# Texto para leitura
11 setembro de 1973. Eu era então um jovem estudante de teologia,
frade franciscano que mal conhecia as coisas e o mundo. Mas a América
Latina já pulsava nos corações dos estudantes em meio à ditadura militar
brasileira. A morte, o suicidamento, de Salvador Allende foi um choque.
Eram tempos em que os jovens, no meu caso, e muitos militantes das
antigas sonhavam com uma frente guerrilheira que viria dos morros para
derrubar os poderosos e o regime. Muitos estavam na cadeia – foi quando
tivemos contato com as Cartas do cárcere, depois Cartas da prisão, de
Frei Betto, e outros – outros tantos no exílio, outros eram torturados e
mortos, outros tantos desaparecidos. Mas surgiam as Comunidades
Eclesiais de Base, as pastorais populares, quase na surdina, no
silêncio, onde os espaços da Igreja permitiam ou eram tolerados.
O
Chile e sua primavera eram o refúgio político preferido de muitos
militantes exilados, além de Cuba e Europa, querendo conhecer e
compartilhar da experiência chilena, além de não ficarem tão distantes
dos seus e da pátria amada. Aí vem o golpe de Pinochet, assassinatos
como o de Victor Jara, expulsão de brasileiros como Paulo Freire para
mais longe.

# Linhas exibidas

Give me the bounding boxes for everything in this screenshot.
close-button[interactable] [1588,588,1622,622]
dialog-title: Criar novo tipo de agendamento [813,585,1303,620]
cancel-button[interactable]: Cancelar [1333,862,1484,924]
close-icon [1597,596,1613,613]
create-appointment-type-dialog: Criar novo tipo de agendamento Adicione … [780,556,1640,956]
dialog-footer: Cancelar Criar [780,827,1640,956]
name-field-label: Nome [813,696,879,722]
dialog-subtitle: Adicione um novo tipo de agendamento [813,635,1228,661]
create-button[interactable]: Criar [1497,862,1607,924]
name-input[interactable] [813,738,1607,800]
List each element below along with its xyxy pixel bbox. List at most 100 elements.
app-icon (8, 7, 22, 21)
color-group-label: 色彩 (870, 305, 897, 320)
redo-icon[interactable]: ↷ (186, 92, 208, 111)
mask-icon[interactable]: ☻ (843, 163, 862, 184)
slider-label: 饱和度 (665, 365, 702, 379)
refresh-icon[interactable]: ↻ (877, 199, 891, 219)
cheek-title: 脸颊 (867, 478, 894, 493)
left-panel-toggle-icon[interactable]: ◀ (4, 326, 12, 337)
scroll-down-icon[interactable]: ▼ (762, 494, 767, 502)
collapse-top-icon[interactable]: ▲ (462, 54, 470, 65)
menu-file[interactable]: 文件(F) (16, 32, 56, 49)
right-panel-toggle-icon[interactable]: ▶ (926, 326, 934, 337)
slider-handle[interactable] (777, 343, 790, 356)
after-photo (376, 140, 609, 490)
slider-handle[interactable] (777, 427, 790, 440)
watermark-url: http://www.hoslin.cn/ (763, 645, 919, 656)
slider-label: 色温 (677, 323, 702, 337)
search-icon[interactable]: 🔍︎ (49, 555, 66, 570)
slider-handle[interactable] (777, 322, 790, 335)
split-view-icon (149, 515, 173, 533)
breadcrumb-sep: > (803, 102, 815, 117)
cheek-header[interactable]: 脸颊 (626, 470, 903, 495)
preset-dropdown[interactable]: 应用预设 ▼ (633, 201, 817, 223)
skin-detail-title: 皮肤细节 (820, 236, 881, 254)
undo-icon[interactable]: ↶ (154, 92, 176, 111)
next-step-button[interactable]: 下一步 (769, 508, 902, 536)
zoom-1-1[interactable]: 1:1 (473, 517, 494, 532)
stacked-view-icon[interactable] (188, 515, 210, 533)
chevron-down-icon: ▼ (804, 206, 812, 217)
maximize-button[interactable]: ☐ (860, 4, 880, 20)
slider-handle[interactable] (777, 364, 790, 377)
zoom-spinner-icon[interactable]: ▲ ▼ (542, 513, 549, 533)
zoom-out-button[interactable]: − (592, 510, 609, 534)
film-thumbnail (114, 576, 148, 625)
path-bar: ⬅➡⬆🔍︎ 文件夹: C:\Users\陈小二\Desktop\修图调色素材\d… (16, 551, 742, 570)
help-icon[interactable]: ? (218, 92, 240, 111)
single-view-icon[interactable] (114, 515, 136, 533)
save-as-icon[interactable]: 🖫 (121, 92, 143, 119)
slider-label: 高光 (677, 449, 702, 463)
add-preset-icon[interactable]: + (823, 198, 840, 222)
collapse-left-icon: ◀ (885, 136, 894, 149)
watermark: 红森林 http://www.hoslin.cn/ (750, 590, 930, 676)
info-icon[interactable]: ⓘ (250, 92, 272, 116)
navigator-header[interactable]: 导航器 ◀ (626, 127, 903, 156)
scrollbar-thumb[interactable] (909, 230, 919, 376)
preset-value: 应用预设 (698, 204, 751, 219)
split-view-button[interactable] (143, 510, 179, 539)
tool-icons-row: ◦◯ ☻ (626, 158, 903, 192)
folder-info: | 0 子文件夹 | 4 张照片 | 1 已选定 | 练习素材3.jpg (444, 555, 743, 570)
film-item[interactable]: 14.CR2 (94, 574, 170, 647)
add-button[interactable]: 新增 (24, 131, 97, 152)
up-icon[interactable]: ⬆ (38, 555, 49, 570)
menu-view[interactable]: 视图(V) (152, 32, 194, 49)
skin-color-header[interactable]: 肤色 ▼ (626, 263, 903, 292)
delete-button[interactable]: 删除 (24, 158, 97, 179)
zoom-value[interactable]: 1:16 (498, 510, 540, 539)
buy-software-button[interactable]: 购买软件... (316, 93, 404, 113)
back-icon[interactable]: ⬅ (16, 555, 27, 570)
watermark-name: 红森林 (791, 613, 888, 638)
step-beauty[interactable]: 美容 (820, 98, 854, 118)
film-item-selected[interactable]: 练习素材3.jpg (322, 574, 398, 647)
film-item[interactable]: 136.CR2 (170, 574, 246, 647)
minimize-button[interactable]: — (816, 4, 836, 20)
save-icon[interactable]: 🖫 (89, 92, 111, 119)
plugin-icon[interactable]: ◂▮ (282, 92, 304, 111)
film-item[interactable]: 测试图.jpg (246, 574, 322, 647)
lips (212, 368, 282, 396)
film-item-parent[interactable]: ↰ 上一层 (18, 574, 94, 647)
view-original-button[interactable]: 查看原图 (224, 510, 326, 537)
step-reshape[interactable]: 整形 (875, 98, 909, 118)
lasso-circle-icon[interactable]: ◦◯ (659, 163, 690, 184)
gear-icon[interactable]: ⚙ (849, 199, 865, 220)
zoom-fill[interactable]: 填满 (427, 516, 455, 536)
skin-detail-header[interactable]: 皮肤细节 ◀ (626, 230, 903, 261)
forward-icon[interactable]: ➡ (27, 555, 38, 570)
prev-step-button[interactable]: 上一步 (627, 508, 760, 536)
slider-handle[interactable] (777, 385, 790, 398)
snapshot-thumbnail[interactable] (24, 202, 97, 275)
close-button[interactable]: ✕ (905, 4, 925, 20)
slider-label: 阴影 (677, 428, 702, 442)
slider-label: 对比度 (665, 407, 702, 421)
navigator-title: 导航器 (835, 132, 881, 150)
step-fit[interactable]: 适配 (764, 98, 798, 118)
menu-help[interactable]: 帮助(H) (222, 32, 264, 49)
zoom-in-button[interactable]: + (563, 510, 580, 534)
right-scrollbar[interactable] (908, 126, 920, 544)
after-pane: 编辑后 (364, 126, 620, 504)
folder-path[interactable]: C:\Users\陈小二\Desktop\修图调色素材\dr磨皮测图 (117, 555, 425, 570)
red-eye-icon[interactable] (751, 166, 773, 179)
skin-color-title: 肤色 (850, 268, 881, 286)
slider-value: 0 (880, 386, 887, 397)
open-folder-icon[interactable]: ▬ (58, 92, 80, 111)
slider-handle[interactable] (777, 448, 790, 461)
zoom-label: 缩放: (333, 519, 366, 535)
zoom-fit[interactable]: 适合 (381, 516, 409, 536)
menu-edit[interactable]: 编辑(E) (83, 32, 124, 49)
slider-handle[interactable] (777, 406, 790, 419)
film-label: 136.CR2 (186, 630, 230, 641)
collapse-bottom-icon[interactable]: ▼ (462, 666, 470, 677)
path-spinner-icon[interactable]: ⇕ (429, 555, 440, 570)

# Instrução 1
Devolva, do relato sobre o golpe de 1973 no Chile, tudo desde "11 setembro de" até "foi um choque.", sem mudar nenhuma palavra.
# Instrução 2
Dê sequência ao relato sobre o golpe de 1973 no Chile a partir da última frase apresentada.
As linhas são um material à parte e não têm relação com o texto.

# Resposta do exercício 1
11 setembro de 1973. Eu era então um jovem estudante de teologia,
frade franciscano que mal conhecia as coisas e o mundo. Mas a América
Latina já pulsava nos corações dos estudantes em meio à ditadura militar
brasileira. A morte, o suicidamento, de Salvador Allende foi um choque.

# Resposta do exercício 2
Nos encontros de formação de jovens cristãos,
cantávamos a plenos pulmões, com a alma e o coração, as canções de
Victor Jara, preso e assassinado no Estádio Nacional com as mãos
esmagadas para nunca mais tocar violão e cantar, e outras tantas canções
latino-americanas, embalados pela voz de La Negra, a grande Mercedes
Sosa. Sabíamos as letras de cor, em espanhol. Quem não lembra de Te
recuerdo, Amanda? – “Te recuerdo, Amanda/ la calle mojada/ corriendo a
la fabrica donde trabajaba Manuel./ La sonrisa ancha, la lluvia en el
pelo,/ no importaba nada/ ibas a encontrarte con el,/ com el, con el,
com el./ Son cinco minutos/ la vida es eterna/en cinco minutos./ Suena
la sirena,/ de vuelta al trabajo/ y tu caminhando lo iluminas todo/ los
cinco minutos/ te hacen florecer (...) Que partió a la sierra/ que nunca
hizo daño/ que partió a la sierra/ y en cinco minutos/ quedó
destrozado./Suenan las sirenas/ de vuelta al trabajo/ muchos no
volvieram/ tampoco Manuel.” (Tantos anos depois, arrepio-me todo e canto
baixinho ao transcrever a letra).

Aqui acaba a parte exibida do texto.